Every line that holds "Time" should be shown.

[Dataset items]

┌──

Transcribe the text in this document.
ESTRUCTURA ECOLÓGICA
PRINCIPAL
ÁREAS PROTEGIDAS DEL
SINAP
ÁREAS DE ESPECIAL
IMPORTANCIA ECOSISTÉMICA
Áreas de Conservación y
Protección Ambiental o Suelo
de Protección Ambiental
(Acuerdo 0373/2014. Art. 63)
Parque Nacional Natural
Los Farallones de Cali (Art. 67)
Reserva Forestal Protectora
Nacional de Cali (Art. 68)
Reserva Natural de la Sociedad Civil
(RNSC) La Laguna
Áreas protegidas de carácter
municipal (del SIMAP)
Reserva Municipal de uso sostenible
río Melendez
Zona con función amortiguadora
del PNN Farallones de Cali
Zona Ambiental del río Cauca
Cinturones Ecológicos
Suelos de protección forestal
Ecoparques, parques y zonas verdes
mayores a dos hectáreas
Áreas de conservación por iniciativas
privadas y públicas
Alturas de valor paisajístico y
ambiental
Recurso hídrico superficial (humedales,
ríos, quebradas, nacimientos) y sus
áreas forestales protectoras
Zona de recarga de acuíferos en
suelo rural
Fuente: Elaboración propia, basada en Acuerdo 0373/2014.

└──
┌──

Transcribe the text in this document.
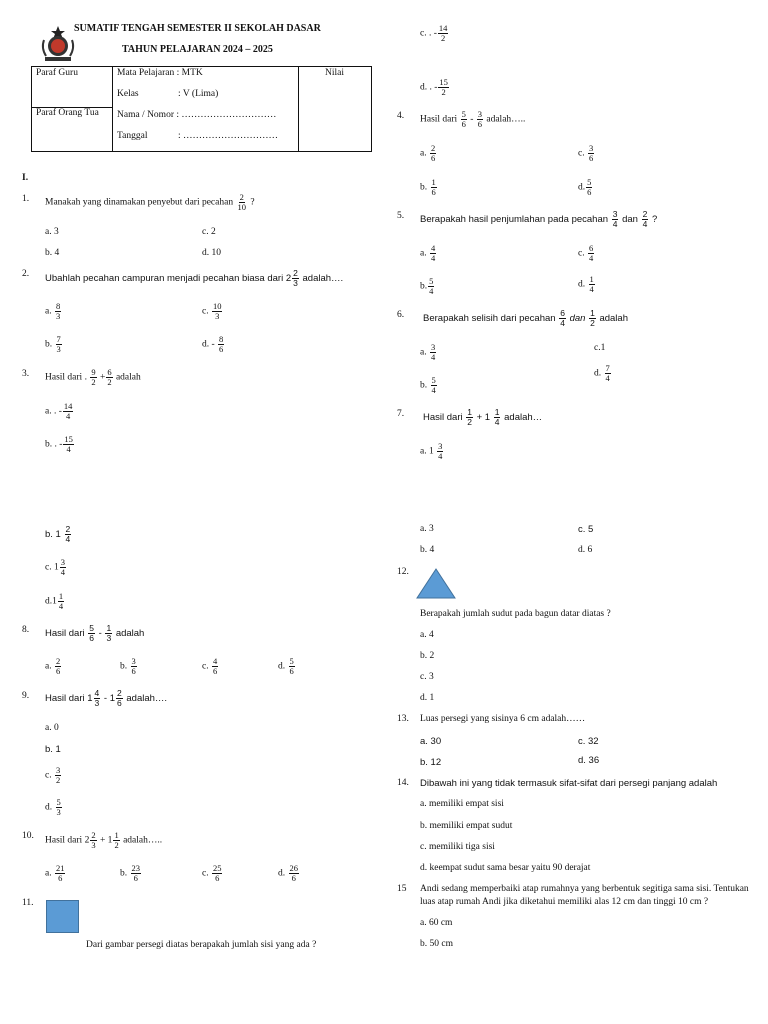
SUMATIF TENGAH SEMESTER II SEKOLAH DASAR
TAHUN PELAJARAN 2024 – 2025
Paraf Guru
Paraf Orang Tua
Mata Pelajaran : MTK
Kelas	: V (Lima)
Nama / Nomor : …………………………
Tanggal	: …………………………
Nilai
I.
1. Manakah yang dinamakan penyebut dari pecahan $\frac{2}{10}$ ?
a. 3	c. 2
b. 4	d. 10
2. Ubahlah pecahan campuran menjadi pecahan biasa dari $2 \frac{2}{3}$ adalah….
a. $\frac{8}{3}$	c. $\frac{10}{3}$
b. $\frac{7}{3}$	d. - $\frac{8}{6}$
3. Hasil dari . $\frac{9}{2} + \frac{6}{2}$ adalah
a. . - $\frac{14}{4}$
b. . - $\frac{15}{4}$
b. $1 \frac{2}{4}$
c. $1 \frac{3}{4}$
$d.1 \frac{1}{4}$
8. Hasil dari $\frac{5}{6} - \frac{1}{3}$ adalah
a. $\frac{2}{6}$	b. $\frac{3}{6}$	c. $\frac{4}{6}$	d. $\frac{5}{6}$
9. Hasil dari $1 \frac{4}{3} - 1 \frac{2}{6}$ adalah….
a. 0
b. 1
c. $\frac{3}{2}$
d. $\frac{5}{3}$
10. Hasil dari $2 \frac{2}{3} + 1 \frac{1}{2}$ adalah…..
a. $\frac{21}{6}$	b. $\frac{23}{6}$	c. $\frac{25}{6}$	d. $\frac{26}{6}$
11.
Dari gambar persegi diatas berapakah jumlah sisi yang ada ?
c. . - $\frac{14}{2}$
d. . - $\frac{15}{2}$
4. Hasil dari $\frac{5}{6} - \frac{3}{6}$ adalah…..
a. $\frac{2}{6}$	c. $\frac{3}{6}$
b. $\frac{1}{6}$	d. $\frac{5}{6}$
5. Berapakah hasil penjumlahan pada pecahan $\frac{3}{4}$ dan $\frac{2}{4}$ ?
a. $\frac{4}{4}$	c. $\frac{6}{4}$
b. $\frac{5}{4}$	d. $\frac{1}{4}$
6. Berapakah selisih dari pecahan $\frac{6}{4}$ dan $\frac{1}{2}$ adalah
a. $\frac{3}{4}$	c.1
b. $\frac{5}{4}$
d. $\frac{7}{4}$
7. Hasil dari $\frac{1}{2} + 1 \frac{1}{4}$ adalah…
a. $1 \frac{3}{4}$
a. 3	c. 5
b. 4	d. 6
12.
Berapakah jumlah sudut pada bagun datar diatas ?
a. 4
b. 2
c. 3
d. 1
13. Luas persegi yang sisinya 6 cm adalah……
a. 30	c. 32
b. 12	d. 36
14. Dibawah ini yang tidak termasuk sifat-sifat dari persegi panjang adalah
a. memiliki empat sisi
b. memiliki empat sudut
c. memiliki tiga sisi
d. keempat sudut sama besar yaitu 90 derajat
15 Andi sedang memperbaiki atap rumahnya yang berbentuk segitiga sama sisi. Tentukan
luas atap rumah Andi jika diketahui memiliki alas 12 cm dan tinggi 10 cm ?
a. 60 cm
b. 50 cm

└──
┌──

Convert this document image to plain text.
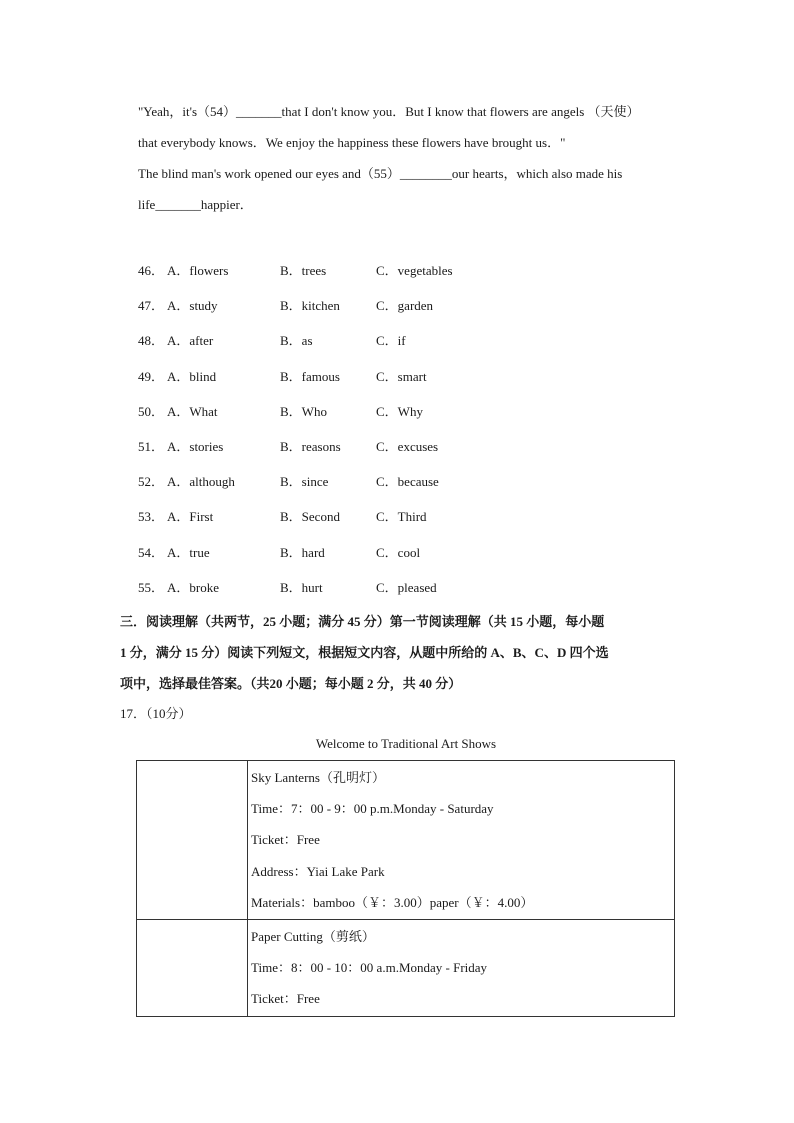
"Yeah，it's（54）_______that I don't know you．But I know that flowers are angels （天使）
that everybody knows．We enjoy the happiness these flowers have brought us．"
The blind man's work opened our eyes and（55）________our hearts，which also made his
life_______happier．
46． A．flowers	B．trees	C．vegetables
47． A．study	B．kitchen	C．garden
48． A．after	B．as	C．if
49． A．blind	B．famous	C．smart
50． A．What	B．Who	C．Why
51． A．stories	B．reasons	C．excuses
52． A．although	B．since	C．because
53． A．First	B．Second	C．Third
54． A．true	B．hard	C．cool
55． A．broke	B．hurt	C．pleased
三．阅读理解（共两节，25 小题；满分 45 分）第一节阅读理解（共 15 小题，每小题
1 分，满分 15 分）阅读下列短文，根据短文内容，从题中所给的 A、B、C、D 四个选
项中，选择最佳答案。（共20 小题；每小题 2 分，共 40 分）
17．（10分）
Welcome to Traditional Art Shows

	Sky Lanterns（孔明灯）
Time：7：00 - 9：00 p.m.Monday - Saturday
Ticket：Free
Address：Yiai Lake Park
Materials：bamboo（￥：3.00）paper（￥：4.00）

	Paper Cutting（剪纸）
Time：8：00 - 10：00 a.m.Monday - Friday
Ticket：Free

└──

RESPONSE FOR THIS EXERCISE:
Time：7：00 - 9：00 p.m.Monday - Saturday
Time：8：00 - 10：00 a.m.Monday - Friday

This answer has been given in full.